Data to use:

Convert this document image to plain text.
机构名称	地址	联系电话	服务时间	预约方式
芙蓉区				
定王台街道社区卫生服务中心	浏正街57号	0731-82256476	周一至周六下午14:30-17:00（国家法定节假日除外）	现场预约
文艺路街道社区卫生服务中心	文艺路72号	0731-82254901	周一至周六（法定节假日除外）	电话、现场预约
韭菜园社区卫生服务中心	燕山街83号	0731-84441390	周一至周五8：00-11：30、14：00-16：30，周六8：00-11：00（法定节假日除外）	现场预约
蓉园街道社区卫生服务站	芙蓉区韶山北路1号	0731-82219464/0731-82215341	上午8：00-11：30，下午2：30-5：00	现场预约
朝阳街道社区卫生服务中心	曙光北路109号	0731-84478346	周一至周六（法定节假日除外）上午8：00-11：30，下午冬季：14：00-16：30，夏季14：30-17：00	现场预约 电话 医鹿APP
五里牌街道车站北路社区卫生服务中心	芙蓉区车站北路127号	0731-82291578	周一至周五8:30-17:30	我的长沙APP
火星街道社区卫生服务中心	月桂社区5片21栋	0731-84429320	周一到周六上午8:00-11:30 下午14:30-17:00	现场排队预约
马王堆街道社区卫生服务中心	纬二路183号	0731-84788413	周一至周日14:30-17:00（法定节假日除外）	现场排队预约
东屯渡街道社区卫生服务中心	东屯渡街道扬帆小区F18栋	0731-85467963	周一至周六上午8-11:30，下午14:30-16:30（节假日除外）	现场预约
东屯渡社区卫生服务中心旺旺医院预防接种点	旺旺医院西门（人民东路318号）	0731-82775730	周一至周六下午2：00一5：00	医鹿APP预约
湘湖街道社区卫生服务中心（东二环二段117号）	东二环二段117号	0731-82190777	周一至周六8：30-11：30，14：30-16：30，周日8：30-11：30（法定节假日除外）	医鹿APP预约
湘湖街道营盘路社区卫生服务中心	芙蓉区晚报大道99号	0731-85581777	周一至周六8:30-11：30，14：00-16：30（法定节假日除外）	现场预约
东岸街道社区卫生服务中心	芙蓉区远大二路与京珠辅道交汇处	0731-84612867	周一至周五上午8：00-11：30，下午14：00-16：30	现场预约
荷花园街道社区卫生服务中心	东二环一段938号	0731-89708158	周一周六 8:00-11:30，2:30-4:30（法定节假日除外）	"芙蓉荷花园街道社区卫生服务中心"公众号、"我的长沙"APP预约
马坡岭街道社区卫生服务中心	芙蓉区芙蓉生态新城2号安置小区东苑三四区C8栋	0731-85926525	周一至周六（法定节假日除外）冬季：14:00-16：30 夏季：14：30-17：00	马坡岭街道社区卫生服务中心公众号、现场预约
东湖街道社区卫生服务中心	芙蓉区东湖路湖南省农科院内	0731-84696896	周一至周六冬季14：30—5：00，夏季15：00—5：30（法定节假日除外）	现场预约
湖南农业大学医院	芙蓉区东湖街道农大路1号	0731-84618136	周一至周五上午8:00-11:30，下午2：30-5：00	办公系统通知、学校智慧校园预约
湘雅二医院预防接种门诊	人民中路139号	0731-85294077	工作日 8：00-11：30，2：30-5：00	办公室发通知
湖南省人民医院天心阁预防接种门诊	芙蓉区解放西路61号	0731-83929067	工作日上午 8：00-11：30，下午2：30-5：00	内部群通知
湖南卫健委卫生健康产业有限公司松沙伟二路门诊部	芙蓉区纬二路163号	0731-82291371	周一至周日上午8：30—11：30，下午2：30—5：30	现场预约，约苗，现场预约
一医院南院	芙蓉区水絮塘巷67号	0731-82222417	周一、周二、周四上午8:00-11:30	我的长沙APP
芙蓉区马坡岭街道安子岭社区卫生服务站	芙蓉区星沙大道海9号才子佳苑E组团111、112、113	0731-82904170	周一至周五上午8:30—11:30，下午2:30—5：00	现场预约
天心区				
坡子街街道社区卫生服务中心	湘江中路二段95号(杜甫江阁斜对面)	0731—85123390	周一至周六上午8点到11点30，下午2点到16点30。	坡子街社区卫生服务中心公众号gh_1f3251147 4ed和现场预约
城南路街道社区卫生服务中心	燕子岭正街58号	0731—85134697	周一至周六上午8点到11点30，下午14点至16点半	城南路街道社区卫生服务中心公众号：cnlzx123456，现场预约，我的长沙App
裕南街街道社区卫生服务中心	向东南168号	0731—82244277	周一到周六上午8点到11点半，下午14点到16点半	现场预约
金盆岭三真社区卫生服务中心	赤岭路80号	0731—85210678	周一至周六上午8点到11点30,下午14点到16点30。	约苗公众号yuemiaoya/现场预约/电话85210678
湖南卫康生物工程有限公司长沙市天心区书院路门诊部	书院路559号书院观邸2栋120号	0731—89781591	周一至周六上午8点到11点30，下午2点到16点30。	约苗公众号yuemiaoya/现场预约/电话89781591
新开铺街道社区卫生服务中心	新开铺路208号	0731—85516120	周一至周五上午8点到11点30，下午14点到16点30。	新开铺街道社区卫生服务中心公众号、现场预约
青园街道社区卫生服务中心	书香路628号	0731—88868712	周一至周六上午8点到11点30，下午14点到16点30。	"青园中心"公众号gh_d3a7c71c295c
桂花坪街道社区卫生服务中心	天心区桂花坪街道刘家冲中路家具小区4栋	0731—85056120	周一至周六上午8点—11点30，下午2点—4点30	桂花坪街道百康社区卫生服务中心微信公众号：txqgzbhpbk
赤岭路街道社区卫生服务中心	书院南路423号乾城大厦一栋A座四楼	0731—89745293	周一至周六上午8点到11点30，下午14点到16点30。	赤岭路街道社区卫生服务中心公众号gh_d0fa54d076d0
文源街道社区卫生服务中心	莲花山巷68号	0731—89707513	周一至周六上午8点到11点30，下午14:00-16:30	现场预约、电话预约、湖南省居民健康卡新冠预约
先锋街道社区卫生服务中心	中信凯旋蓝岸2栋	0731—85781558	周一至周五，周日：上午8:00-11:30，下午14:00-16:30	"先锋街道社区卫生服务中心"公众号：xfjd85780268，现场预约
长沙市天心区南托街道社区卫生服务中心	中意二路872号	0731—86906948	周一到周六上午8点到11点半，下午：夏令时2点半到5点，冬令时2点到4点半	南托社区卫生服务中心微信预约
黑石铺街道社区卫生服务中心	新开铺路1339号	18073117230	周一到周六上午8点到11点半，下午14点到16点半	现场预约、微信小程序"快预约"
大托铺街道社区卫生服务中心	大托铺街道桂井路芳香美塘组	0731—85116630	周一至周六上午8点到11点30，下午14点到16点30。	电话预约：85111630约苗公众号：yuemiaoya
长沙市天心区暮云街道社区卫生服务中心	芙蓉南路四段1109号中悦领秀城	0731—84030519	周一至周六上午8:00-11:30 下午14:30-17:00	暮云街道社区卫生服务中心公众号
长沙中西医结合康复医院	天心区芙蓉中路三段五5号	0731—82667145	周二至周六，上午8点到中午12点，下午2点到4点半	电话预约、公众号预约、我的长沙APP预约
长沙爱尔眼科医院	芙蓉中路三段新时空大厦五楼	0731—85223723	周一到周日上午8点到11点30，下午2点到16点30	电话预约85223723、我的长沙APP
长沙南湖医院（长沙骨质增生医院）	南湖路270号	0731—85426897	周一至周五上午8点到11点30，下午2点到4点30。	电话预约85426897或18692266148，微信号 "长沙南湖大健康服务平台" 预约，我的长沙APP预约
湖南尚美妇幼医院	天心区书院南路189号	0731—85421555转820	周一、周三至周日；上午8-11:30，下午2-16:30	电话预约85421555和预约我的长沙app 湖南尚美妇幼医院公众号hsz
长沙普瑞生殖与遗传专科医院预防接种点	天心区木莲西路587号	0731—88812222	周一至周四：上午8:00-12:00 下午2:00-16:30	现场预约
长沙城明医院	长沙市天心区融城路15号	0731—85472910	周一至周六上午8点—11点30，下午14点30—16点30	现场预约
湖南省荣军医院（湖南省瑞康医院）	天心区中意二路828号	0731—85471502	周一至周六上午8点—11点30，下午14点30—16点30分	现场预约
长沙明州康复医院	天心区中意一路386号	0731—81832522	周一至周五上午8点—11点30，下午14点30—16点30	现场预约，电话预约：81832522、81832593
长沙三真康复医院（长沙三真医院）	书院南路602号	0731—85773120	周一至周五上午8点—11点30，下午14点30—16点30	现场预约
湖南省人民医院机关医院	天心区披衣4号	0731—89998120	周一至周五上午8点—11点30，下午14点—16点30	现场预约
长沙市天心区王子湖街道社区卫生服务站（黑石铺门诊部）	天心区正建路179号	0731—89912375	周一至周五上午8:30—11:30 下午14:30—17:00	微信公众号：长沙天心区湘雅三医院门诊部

What you will do:
Copy out every line of the listing that includes the string "医鹿APP预约".

Exercise result:
东屯渡社区卫生服务中心旺旺医院预防接种点	旺旺医院西门（人民东路318号）	0731-82775730	周一至周六下午2：00一5：00	医鹿APP预约
湘湖街道社区卫生服务中心（东二环二段117号）	东二环二段117号	0731-82190777	周一至周六8：30-11：30，14：30-16：30，周日8：30-11：30（法定节假日除外）	医鹿APP预约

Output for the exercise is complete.